START Input records

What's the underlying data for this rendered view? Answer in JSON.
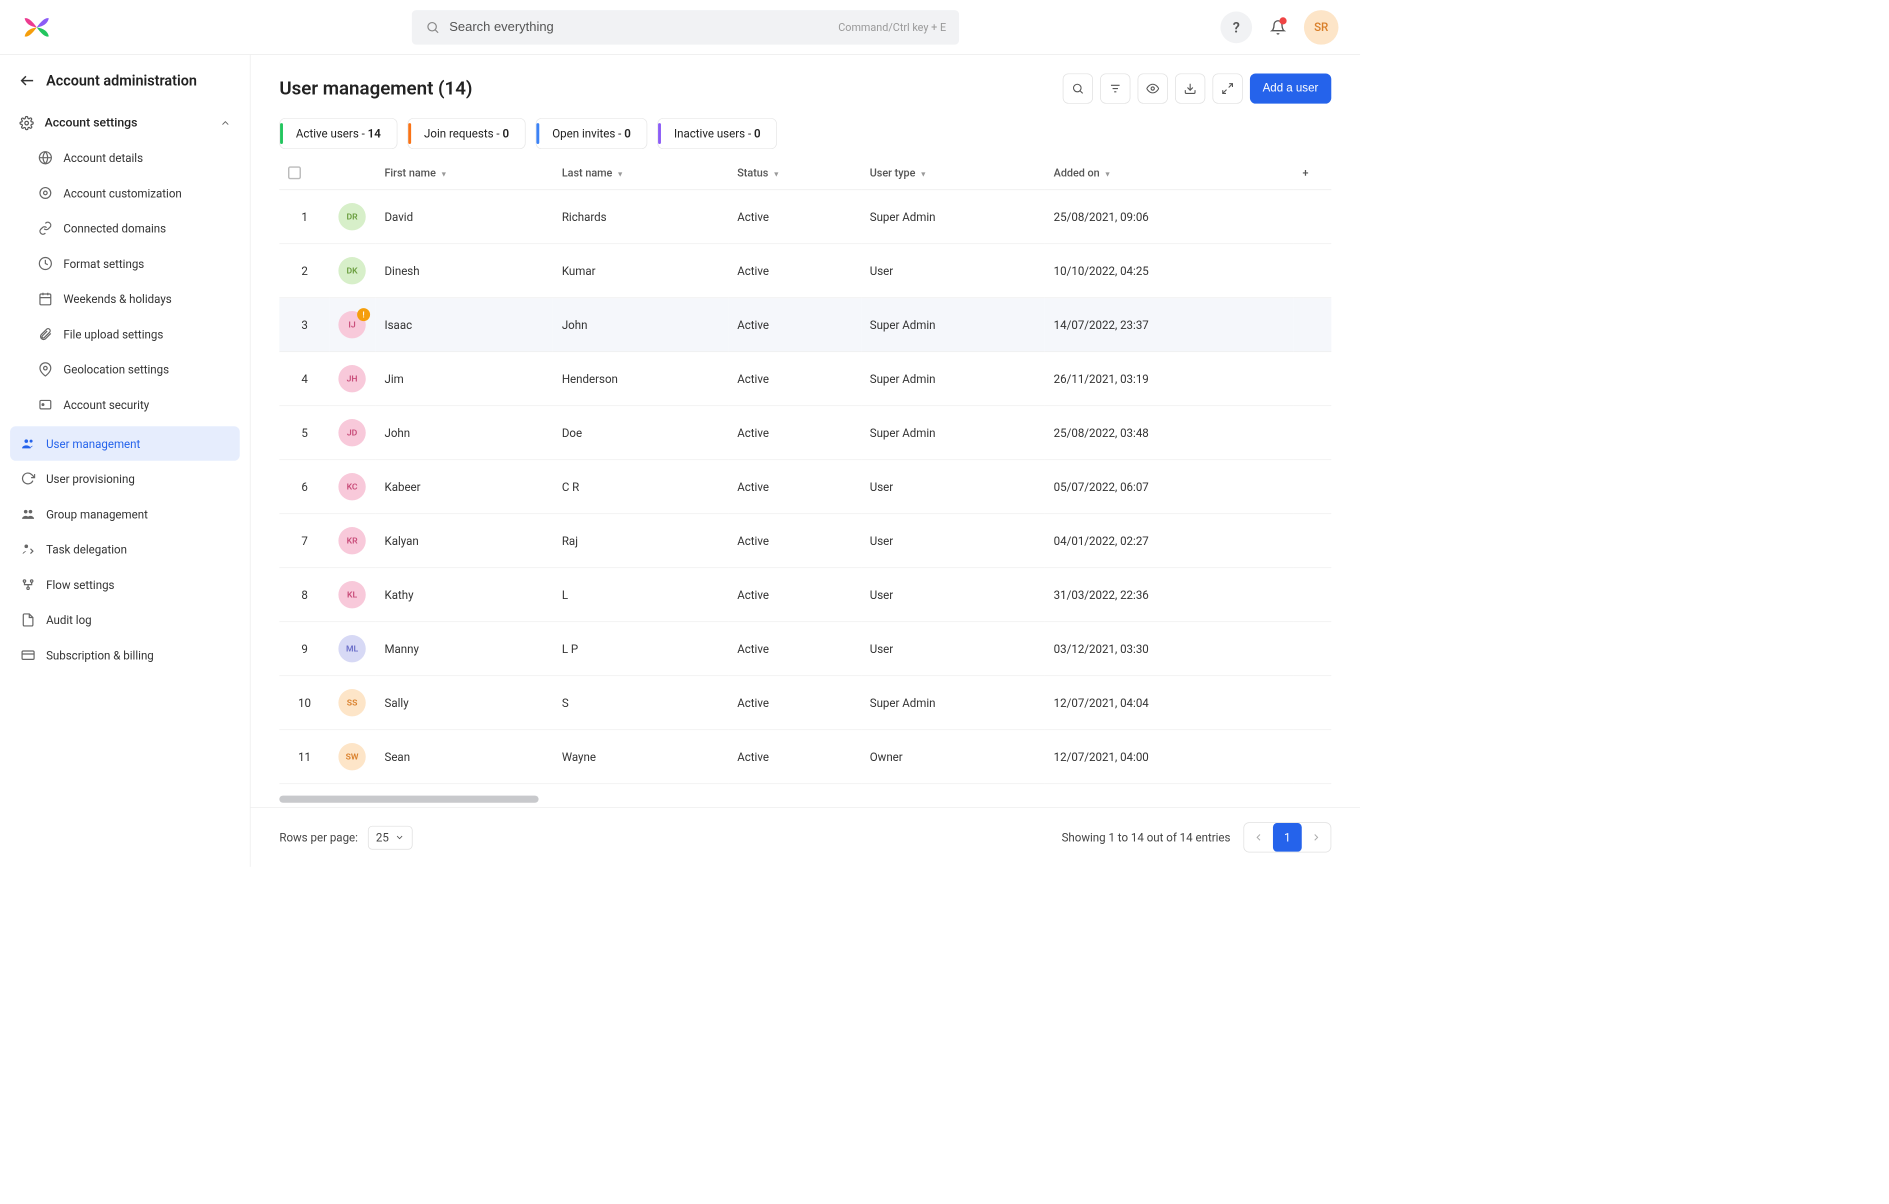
{
  "topbar": {
    "search_placeholder": "Search everything",
    "kbd_hint": "Command/Ctrl key + E",
    "avatar_initials": "SR"
  },
  "sidebar": {
    "back_title": "Account administration",
    "section_label": "Account settings",
    "children": [
      {
        "label": "Account details",
        "icon": "globe-icon"
      },
      {
        "label": "Account customization",
        "icon": "cog-star-icon"
      },
      {
        "label": "Connected domains",
        "icon": "link-icon"
      },
      {
        "label": "Format settings",
        "icon": "clock-icon"
      },
      {
        "label": "Weekends & holidays",
        "icon": "calendar-icon"
      },
      {
        "label": "File upload settings",
        "icon": "paperclip-icon"
      },
      {
        "label": "Geolocation settings",
        "icon": "pin-icon"
      },
      {
        "label": "Account security",
        "icon": "shield-icon"
      }
    ],
    "items": [
      {
        "label": "User management",
        "icon": "people-icon",
        "active": true
      },
      {
        "label": "User provisioning",
        "icon": "sync-icon"
      },
      {
        "label": "Group management",
        "icon": "group-icon"
      },
      {
        "label": "Task delegation",
        "icon": "delegate-icon"
      },
      {
        "label": "Flow settings",
        "icon": "flow-icon"
      },
      {
        "label": "Audit log",
        "icon": "page-icon"
      },
      {
        "label": "Subscription & billing",
        "icon": "card-icon"
      }
    ]
  },
  "page": {
    "title": "User management (14)",
    "primary_action": "Add a user"
  },
  "tabs": [
    {
      "label": "Active users - ",
      "count": "14",
      "color": "green"
    },
    {
      "label": "Join requests - ",
      "count": "0",
      "color": "orange"
    },
    {
      "label": "Open invites - ",
      "count": "0",
      "color": "blue"
    },
    {
      "label": "Inactive users - ",
      "count": "0",
      "color": "purple"
    }
  ],
  "table": {
    "headers": [
      "First name",
      "Last name",
      "Status",
      "User type",
      "Added on"
    ],
    "rows": [
      {
        "n": "1",
        "initials": "DR",
        "avbg": "#d7efc9",
        "avfg": "#6b9e3f",
        "first": "David",
        "last": "Richards",
        "status": "Active",
        "type": "Super Admin",
        "added": "25/08/2021, 09:06"
      },
      {
        "n": "2",
        "initials": "DK",
        "avbg": "#d7efc9",
        "avfg": "#6b9e3f",
        "first": "Dinesh",
        "last": "Kumar",
        "status": "Active",
        "type": "User",
        "added": "10/10/2022, 04:25"
      },
      {
        "n": "3",
        "initials": "IJ",
        "avbg": "#f8c9da",
        "avfg": "#c94d7a",
        "first": "Isaac",
        "last": "John",
        "status": "Active",
        "type": "Super Admin",
        "added": "14/07/2022, 23:37",
        "highlight": true,
        "badge": "!"
      },
      {
        "n": "4",
        "initials": "JH",
        "avbg": "#f8c9da",
        "avfg": "#c94d7a",
        "first": "Jim",
        "last": "Henderson",
        "status": "Active",
        "type": "Super Admin",
        "added": "26/11/2021, 03:19"
      },
      {
        "n": "5",
        "initials": "JD",
        "avbg": "#f8c9da",
        "avfg": "#c94d7a",
        "first": "John",
        "last": "Doe",
        "status": "Active",
        "type": "Super Admin",
        "added": "25/08/2022, 03:48"
      },
      {
        "n": "6",
        "initials": "KC",
        "avbg": "#f8c9da",
        "avfg": "#c94d7a",
        "first": "Kabeer",
        "last": "C R",
        "status": "Active",
        "type": "User",
        "added": "05/07/2022, 06:07"
      },
      {
        "n": "7",
        "initials": "KR",
        "avbg": "#f8c9da",
        "avfg": "#c94d7a",
        "first": "Kalyan",
        "last": "Raj",
        "status": "Active",
        "type": "User",
        "added": "04/01/2022, 02:27"
      },
      {
        "n": "8",
        "initials": "KL",
        "avbg": "#f8c9da",
        "avfg": "#c94d7a",
        "first": "Kathy",
        "last": "L",
        "status": "Active",
        "type": "User",
        "added": "31/03/2022, 22:36"
      },
      {
        "n": "9",
        "initials": "ML",
        "avbg": "#d7d9f5",
        "avfg": "#6b6fc9",
        "first": "Manny",
        "last": "L P",
        "status": "Active",
        "type": "User",
        "added": "03/12/2021, 03:30"
      },
      {
        "n": "10",
        "initials": "SS",
        "avbg": "#fde5c8",
        "avfg": "#d97f2a",
        "first": "Sally",
        "last": "S",
        "status": "Active",
        "type": "Super Admin",
        "added": "12/07/2021, 04:04"
      },
      {
        "n": "11",
        "initials": "SW",
        "avbg": "#fde5c8",
        "avfg": "#d97f2a",
        "first": "Sean",
        "last": "Wayne",
        "status": "Active",
        "type": "Owner",
        "added": "12/07/2021, 04:00"
      }
    ]
  },
  "footer": {
    "rows_label": "Rows per page:",
    "rows_value": "25",
    "showing": "Showing 1 to 14 out of 14 entries",
    "page": "1"
  }
}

END Input records

Task requirements ▸ Quote each line of the listing exactly, but leave the pictures out.

Correct output ▸
What's the underlying data for this rendered view? Answer in JSON.
{
  "topbar": {
    "search_placeholder": "Search everything",
    "kbd_hint": "Command/Ctrl key + E",
    "avatar_initials": "SR"
  },
  "sidebar": {
    "back_title": "Account administration",
    "section_label": "Account settings",
    "children": [
      {
        "label": "Account details",
        "icon": "globe-icon"
      },
      {
        "label": "Account customization",
        "icon": "cog-star-icon"
      },
      {
        "label": "Connected domains",
        "icon": "link-icon"
      },
      {
        "label": "Format settings",
        "icon": "clock-icon"
      },
      {
        "label": "Weekends & holidays",
        "icon": "calendar-icon"
      },
      {
        "label": "File upload settings",
        "icon": "paperclip-icon"
      },
      {
        "label": "Geolocation settings",
        "icon": "pin-icon"
      },
      {
        "label": "Account security",
        "icon": "shield-icon"
      }
    ],
    "items": [
      {
        "label": "User management",
        "icon": "people-icon",
        "active": true
      },
      {
        "label": "User provisioning",
        "icon": "sync-icon"
      },
      {
        "label": "Group management",
        "icon": "group-icon"
      },
      {
        "label": "Task delegation",
        "icon": "delegate-icon"
      },
      {
        "label": "Flow settings",
        "icon": "flow-icon"
      },
      {
        "label": "Audit log",
        "icon": "page-icon"
      },
      {
        "label": "Subscription & billing",
        "icon": "card-icon"
      }
    ]
  },
  "page": {
    "title": "User management (14)",
    "primary_action": "Add a user"
  },
  "tabs": [
    {
      "label": "Active users - ",
      "count": "14",
      "color": "green"
    },
    {
      "label": "Join requests - ",
      "count": "0",
      "color": "orange"
    },
    {
      "label": "Open invites - ",
      "count": "0",
      "color": "blue"
    },
    {
      "label": "Inactive users - ",
      "count": "0",
      "color": "purple"
    }
  ],
  "table": {
    "headers": [
      "First name",
      "Last name",
      "Status",
      "User type",
      "Added on"
    ],
    "rows": [
      {
        "n": "1",
        "initials": "DR",
        "avbg": "#d7efc9",
        "avfg": "#6b9e3f",
        "first": "David",
        "last": "Richards",
        "status": "Active",
        "type": "Super Admin",
        "added": "25/08/2021, 09:06"
      },
      {
        "n": "2",
        "initials": "DK",
        "avbg": "#d7efc9",
        "avfg": "#6b9e3f",
        "first": "Dinesh",
        "last": "Kumar",
        "status": "Active",
        "type": "User",
        "added": "10/10/2022, 04:25"
      },
      {
        "n": "3",
        "initials": "IJ",
        "avbg": "#f8c9da",
        "avfg": "#c94d7a",
        "first": "Isaac",
        "last": "John",
        "status": "Active",
        "type": "Super Admin",
        "added": "14/07/2022, 23:37",
        "highlight": true,
        "badge": "!"
      },
      {
        "n": "4",
        "initials": "JH",
        "avbg": "#f8c9da",
        "avfg": "#c94d7a",
        "first": "Jim",
        "last": "Henderson",
        "status": "Active",
        "type": "Super Admin",
        "added": "26/11/2021, 03:19"
      },
      {
        "n": "5",
        "initials": "JD",
        "avbg": "#f8c9da",
        "avfg": "#c94d7a",
        "first": "John",
        "last": "Doe",
        "status": "Active",
        "type": "Super Admin",
        "added": "25/08/2022, 03:48"
      },
      {
        "n": "6",
        "initials": "KC",
        "avbg": "#f8c9da",
        "avfg": "#c94d7a",
        "first": "Kabeer",
        "last": "C R",
        "status": "Active",
        "type": "User",
        "added": "05/07/2022, 06:07"
      },
      {
        "n": "7",
        "initials": "KR",
        "avbg": "#f8c9da",
        "avfg": "#c94d7a",
        "first": "Kalyan",
        "last": "Raj",
        "status": "Active",
        "type": "User",
        "added": "04/01/2022, 02:27"
      },
      {
        "n": "8",
        "initials": "KL",
        "avbg": "#f8c9da",
        "avfg": "#c94d7a",
        "first": "Kathy",
        "last": "L",
        "status": "Active",
        "type": "User",
        "added": "31/03/2022, 22:36"
      },
      {
        "n": "9",
        "initials": "ML",
        "avbg": "#d7d9f5",
        "avfg": "#6b6fc9",
        "first": "Manny",
        "last": "L P",
        "status": "Active",
        "type": "User",
        "added": "03/12/2021, 03:30"
      },
      {
        "n": "10",
        "initials": "SS",
        "avbg": "#fde5c8",
        "avfg": "#d97f2a",
        "first": "Sally",
        "last": "S",
        "status": "Active",
        "type": "Super Admin",
        "added": "12/07/2021, 04:04"
      },
      {
        "n": "11",
        "initials": "SW",
        "avbg": "#fde5c8",
        "avfg": "#d97f2a",
        "first": "Sean",
        "last": "Wayne",
        "status": "Active",
        "type": "Owner",
        "added": "12/07/2021, 04:00"
      }
    ]
  },
  "footer": {
    "rows_label": "Rows per page:",
    "rows_value": "25",
    "showing": "Showing 1 to 14 out of 14 entries",
    "page": "1"
  }
}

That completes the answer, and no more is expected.